What you should do
List all lines of the data that include the string "Output".
[Start]
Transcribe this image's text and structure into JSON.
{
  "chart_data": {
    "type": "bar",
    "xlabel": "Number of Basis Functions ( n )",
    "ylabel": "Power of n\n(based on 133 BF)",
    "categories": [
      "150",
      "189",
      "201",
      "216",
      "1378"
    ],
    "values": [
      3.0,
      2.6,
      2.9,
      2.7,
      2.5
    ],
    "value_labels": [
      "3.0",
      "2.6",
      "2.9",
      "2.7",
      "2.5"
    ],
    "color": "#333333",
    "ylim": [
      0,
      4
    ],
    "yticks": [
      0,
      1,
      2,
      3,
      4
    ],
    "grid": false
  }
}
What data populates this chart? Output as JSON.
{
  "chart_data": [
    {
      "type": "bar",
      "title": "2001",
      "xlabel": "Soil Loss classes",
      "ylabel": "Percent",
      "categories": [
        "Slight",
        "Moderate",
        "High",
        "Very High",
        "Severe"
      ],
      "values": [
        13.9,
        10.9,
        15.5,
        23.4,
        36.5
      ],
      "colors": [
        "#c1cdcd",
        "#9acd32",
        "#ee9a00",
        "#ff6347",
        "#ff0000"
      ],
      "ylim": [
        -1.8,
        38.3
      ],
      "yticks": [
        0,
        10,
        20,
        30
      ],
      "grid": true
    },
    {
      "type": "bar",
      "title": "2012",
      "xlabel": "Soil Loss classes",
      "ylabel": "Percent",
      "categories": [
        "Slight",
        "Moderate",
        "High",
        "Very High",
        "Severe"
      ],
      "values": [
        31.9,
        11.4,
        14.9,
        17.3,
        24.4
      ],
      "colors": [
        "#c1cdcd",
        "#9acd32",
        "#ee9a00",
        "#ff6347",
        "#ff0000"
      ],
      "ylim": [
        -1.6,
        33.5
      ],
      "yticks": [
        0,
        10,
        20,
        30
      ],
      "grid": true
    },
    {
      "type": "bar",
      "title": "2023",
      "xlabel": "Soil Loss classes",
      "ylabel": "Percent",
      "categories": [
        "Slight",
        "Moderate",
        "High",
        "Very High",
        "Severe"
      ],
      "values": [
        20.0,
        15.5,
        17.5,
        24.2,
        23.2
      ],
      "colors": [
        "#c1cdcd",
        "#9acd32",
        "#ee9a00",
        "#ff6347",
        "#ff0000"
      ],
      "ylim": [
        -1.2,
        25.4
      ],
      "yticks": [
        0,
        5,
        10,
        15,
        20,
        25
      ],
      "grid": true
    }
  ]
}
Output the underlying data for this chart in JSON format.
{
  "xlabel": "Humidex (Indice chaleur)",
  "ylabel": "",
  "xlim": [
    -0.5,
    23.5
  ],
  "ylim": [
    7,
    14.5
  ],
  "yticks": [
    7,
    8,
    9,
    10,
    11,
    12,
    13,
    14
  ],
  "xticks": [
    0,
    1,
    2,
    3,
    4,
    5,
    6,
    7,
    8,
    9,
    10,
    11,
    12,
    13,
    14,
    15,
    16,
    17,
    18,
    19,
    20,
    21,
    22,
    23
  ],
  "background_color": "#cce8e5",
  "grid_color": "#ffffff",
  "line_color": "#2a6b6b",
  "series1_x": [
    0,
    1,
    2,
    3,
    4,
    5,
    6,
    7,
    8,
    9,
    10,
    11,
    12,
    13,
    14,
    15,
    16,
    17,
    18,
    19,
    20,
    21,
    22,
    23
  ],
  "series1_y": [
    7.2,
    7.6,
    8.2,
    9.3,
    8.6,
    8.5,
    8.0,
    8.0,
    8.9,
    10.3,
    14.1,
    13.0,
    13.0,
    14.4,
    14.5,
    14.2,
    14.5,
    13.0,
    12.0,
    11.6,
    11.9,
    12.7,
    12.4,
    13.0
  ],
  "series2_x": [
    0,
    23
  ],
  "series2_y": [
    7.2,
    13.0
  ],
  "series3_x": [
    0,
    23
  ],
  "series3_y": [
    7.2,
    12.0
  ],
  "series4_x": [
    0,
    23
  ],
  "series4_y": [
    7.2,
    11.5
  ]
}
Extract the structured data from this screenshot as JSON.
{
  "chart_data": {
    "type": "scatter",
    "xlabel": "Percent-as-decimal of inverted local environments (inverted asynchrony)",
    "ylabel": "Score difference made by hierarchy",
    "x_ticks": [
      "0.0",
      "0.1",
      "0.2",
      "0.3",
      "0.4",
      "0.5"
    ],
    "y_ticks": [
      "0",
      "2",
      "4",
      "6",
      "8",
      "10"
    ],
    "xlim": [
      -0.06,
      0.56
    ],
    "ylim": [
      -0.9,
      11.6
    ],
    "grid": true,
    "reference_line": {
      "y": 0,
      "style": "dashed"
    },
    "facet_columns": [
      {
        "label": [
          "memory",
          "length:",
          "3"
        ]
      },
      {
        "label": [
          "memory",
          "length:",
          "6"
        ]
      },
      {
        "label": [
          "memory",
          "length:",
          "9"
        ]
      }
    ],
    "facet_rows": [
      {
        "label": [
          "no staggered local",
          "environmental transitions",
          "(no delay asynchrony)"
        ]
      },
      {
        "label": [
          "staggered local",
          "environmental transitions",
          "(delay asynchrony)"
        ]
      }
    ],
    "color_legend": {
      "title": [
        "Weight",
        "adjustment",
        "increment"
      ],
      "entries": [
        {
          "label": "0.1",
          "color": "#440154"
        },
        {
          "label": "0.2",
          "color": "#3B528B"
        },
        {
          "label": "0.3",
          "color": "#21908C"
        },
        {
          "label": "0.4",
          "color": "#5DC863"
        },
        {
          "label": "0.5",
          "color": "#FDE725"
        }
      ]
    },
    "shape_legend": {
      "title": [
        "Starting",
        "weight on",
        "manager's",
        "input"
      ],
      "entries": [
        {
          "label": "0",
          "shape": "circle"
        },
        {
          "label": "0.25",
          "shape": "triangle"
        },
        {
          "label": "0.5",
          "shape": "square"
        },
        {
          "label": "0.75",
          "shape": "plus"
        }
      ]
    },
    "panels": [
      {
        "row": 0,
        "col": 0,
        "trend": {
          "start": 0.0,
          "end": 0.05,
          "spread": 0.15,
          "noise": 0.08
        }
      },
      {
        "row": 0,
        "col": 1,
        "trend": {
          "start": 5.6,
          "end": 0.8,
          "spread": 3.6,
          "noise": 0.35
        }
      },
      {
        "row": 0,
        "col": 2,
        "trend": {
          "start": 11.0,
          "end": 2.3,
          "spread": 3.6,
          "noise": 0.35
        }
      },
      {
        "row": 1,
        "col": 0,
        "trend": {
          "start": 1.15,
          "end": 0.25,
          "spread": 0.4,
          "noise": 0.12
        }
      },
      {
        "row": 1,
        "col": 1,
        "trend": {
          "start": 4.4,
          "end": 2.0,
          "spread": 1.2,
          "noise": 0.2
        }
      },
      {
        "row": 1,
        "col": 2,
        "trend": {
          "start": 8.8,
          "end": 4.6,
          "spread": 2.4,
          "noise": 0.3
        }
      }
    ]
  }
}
[End]
Result of this task
What data populates this chart? Output as JSON.
Output the underlying data for this chart in JSON format.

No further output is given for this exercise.